__Set exercise__
Repeat the whole listing below, word for word.

Stored entries:
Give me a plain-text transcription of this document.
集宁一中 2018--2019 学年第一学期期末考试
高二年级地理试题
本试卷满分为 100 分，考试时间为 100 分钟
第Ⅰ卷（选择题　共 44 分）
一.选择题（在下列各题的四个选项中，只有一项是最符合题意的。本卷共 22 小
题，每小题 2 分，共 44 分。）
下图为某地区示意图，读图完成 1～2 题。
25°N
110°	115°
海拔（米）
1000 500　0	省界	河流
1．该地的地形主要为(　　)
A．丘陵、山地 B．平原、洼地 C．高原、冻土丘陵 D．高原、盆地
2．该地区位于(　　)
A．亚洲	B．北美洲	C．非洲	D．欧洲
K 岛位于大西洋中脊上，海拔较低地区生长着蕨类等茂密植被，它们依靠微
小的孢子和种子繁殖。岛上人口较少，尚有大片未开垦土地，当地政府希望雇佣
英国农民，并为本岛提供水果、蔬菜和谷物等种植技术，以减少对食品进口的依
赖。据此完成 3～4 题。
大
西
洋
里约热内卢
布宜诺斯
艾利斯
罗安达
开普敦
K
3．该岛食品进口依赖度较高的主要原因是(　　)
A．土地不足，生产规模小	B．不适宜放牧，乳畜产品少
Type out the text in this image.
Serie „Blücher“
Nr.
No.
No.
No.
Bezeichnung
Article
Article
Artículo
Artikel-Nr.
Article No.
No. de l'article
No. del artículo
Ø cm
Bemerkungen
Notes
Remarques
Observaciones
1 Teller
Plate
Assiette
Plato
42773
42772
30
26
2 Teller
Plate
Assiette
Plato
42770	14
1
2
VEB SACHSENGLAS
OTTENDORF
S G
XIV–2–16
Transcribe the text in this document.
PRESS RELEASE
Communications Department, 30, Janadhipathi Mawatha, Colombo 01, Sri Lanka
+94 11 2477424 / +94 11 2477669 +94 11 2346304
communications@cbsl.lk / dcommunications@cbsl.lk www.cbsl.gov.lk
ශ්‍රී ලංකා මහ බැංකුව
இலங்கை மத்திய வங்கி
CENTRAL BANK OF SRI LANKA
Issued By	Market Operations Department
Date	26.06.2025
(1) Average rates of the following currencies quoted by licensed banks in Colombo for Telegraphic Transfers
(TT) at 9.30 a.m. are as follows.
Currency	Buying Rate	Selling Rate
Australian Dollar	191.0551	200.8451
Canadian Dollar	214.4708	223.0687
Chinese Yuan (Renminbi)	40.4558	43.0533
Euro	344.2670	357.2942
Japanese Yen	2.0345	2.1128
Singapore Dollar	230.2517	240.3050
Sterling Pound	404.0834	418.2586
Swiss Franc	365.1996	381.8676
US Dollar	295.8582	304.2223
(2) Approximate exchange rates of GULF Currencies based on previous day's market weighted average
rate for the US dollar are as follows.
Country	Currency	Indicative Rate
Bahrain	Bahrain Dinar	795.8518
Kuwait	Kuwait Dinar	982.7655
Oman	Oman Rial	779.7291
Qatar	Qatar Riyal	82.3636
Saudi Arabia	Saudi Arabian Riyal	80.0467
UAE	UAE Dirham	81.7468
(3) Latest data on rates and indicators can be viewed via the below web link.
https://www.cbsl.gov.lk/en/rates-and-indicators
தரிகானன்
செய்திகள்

__Reply to the task__
Give me a plain-text transcription of this document.
集宁一中 2018--2019 学年第一学期期末考试
高二年级地理试题
本试卷满分为 100 分，考试时间为 100 分钟
第Ⅰ卷（选择题　共 44 分）
一.选择题（在下列各题的四个选项中，只有一项是最符合题意的。本卷共 22 小
题，每小题 2 分，共 44 分。）
下图为某地区示意图，读图完成 1～2 题。
25°N
110°	115°
海拔（米）
1000 500　0	省界	河流
1．该地的地形主要为(　　)
A．丘陵、山地 B．平原、洼地 C．高原、冻土丘陵 D．高原、盆地
2．该地区位于(　　)
A．亚洲	B．北美洲	C．非洲	D．欧洲
K 岛位于大西洋中脊上，海拔较低地区生长着蕨类等茂密植被，它们依靠微
小的孢子和种子繁殖。岛上人口较少，尚有大片未开垦土地，当地政府希望雇佣
英国农民，并为本岛提供水果、蔬菜和谷物等种植技术，以减少对食品进口的依
赖。据此完成 3～4 题。
大
西
洋
里约热内卢
布宜诺斯
艾利斯
罗安达
开普敦
K
3．该岛食品进口依赖度较高的主要原因是(　　)
A．土地不足，生产规模小	B．不适宜放牧，乳畜产品少
Type out the text in this image.
Serie „Blücher“
Nr.
No.
No.
No.
Bezeichnung
Article
Article
Artículo
Artikel-Nr.
Article No.
No. de l'article
No. del artículo
Ø cm
Bemerkungen
Notes
Remarques
Observaciones
1 Teller
Plate
Assiette
Plato
42773
42772
30
26
2 Teller
Plate
Assiette
Plato
42770	14
1
2
VEB SACHSENGLAS
OTTENDORF
S G
XIV–2–16
Transcribe the text in this document.
PRESS RELEASE
Communications Department, 30, Janadhipathi Mawatha, Colombo 01, Sri Lanka
+94 11 2477424 / +94 11 2477669 +94 11 2346304
communications@cbsl.lk / dcommunications@cbsl.lk www.cbsl.gov.lk
ශ්‍රී ලංකා මහ බැංකුව
இலங்கை மத்திய வங்கி
CENTRAL BANK OF SRI LANKA
Issued By	Market Operations Department
Date	26.06.2025
(1) Average rates of the following currencies quoted by licensed banks in Colombo for Telegraphic Transfers
(TT) at 9.30 a.m. are as follows.
Currency	Buying Rate	Selling Rate
Australian Dollar	191.0551	200.8451
Canadian Dollar	214.4708	223.0687
Chinese Yuan (Renminbi)	40.4558	43.0533
Euro	344.2670	357.2942
Japanese Yen	2.0345	2.1128
Singapore Dollar	230.2517	240.3050
Sterling Pound	404.0834	418.2586
Swiss Franc	365.1996	381.8676
US Dollar	295.8582	304.2223
(2) Approximate exchange rates of GULF Currencies based on previous day's market weighted average
rate for the US dollar are as follows.
Country	Currency	Indicative Rate
Bahrain	Bahrain Dinar	795.8518
Kuwait	Kuwait Dinar	982.7655
Oman	Oman Rial	779.7291
Qatar	Qatar Riyal	82.3636
Saudi Arabia	Saudi Arabian Riyal	80.0467
UAE	UAE Dirham	81.7468
(3) Latest data on rates and indicators can be viewed via the below web link.
https://www.cbsl.gov.lk/en/rates-and-indicators
தரிகானன்
செய்திகள்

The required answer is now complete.